_Written instruction:_ Faithfully return all lines, omitting every embedded picture.

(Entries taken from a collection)
════════

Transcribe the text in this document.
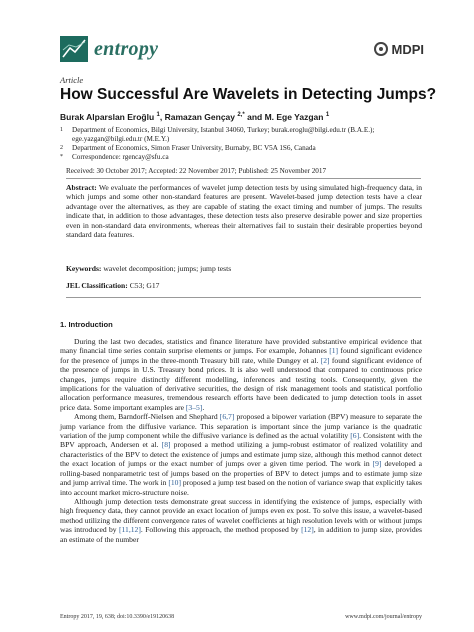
entropy	MDPI
Article
How Successful Are Wavelets in Detecting Jumps?
Burak Alparslan Eroğlu $^1$, Ramazan Gençay $^{2,*}$ and M. Ege Yazgan $^1$
1 Department of Economics, Bilgi University, Istanbul 34060, Turkey; burak.eroglu@bilgi.edu.tr (B.A.E.);
ege.yazgan@bilgi.edu.tr (M.E.Y.)
2 Department of Economics, Simon Fraser University, Burnaby, BC V5A 1S6, Canada
* Correspondence: rgencay@sfu.ca
Received: 30 October 2017; Accepted: 22 November 2017; Published: 25 November 2017
Abstract: We evaluate the performances of wavelet jump detection tests by using simulated high-frequency data, in which jumps and some other non-standard features are present. Wavelet-based jump detection tests have a clear advantage over the alternatives, as they are capable of stating the exact timing and number of jumps. The results indicate that, in addition to those advantages, these detection tests also preserve desirable power and size properties even in non-standard data environments, whereas their alternatives fail to sustain their desirable properties beyond standard data features.
Keywords: wavelet decomposition; jumps; jump tests
JEL Classification: C53; G17
1. Introduction

During the last two decades, statistics and finance literature have provided substantive empirical evidence that many financial time series contain surprise elements or jumps. For example, Johannes [1] found significant evidence for the presence of jumps in the three-month Treasury bill rate, while Dungey et al. [2] found significant evidence of the presence of jumps in U.S. Treasury bond prices. It is also well understood that compared to continuous price changes, jumps require distinctly different modelling, inferences and testing tools. Consequently, given the implications for the valuation of derivative securities, the design of risk management tools and statistical portfolio allocation performance measures, tremendous research efforts have been dedicated to jump detection tools in asset price data. Some important examples are [3–5].

Among them, Barndorff-Nielsen and Shephard [6,7] proposed a bipower variation (BPV) measure to separate the jump variance from the diffusive variance. This separation is important since the jump variance is the quadratic variation of the jump component while the diffusive variance is defined as the actual volatility [6]. Consistent with the BPV approach, Andersen et al. [8] proposed a method utilizing a jump-robust estimator of realized volatility and characteristics of the BPV to detect the existence of jumps and estimate jump size, although this method cannot detect the exact location of jumps or the exact number of jumps over a given time period. The work in [9] developed a rolling-based nonparametric test of jumps based on the properties of BPV to detect jumps and to estimate jump size and jump arrival time. The work in [10] proposed a jump test based on the notion of variance swap that explicitly takes into account market micro-structure noise.

Although jump detection tests demonstrate great success in identifying the existence of jumps, especially with high frequency data, they cannot provide an exact location of jumps even ex post. To solve this issue, a wavelet-based method utilizing the different convergence rates of wavelet coefficients at high resolution levels with or without jumps was introduced by [11,12]. Following this approach, the method proposed by [12], in addition to jump size, provides an estimate of the number

Entropy 2017, 19, 638; doi:10.3390/e19120638	www.mdpi.com/journal/entropy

════════

_Correct output:_
Transcribe the text in this document.
entropy	MDPI
Article
How Successful Are Wavelets in Detecting Jumps?
Burak Alparslan Eroğlu $^1$, Ramazan Gençay $^{2,*}$ and M. Ege Yazgan $^1$
1 Department of Economics, Bilgi University, Istanbul 34060, Turkey; burak.eroglu@bilgi.edu.tr (B.A.E.);
ege.yazgan@bilgi.edu.tr (M.E.Y.)
2 Department of Economics, Simon Fraser University, Burnaby, BC V5A 1S6, Canada
* Correspondence: rgencay@sfu.ca
Received: 30 October 2017; Accepted: 22 November 2017; Published: 25 November 2017
Abstract: We evaluate the performances of wavelet jump detection tests by using simulated high-frequency data, in which jumps and some other non-standard features are present. Wavelet-based jump detection tests have a clear advantage over the alternatives, as they are capable of stating the exact timing and number of jumps. The results indicate that, in addition to those advantages, these detection tests also preserve desirable power and size properties even in non-standard data environments, whereas their alternatives fail to sustain their desirable properties beyond standard data features.
Keywords: wavelet decomposition; jumps; jump tests
JEL Classification: C53; G17
1. Introduction

During the last two decades, statistics and finance literature have provided substantive empirical evidence that many financial time series contain surprise elements or jumps. For example, Johannes [1] found significant evidence for the presence of jumps in the three-month Treasury bill rate, while Dungey et al. [2] found significant evidence of the presence of jumps in U.S. Treasury bond prices. It is also well understood that compared to continuous price changes, jumps require distinctly different modelling, inferences and testing tools. Consequently, given the implications for the valuation of derivative securities, the design of risk management tools and statistical portfolio allocation performance measures, tremendous research efforts have been dedicated to jump detection tools in asset price data. Some important examples are [3–5].

Among them, Barndorff-Nielsen and Shephard [6,7] proposed a bipower variation (BPV) measure to separate the jump variance from the diffusive variance. This separation is important since the jump variance is the quadratic variation of the jump component while the diffusive variance is defined as the actual volatility [6]. Consistent with the BPV approach, Andersen et al. [8] proposed a method utilizing a jump-robust estimator of realized volatility and characteristics of the BPV to detect the existence of jumps and estimate jump size, although this method cannot detect the exact location of jumps or the exact number of jumps over a given time period. The work in [9] developed a rolling-based nonparametric test of jumps based on the properties of BPV to detect jumps and to estimate jump size and jump arrival time. The work in [10] proposed a jump test based on the notion of variance swap that explicitly takes into account market micro-structure noise.

Although jump detection tests demonstrate great success in identifying the existence of jumps, especially with high frequency data, they cannot provide an exact location of jumps even ex post. To solve this issue, a wavelet-based method utilizing the different convergence rates of wavelet coefficients at high resolution levels with or without jumps was introduced by [11,12]. Following this approach, the method proposed by [12], in addition to jump size, provides an estimate of the number

Entropy 2017, 19, 638; doi:10.3390/e19120638	www.mdpi.com/journal/entropy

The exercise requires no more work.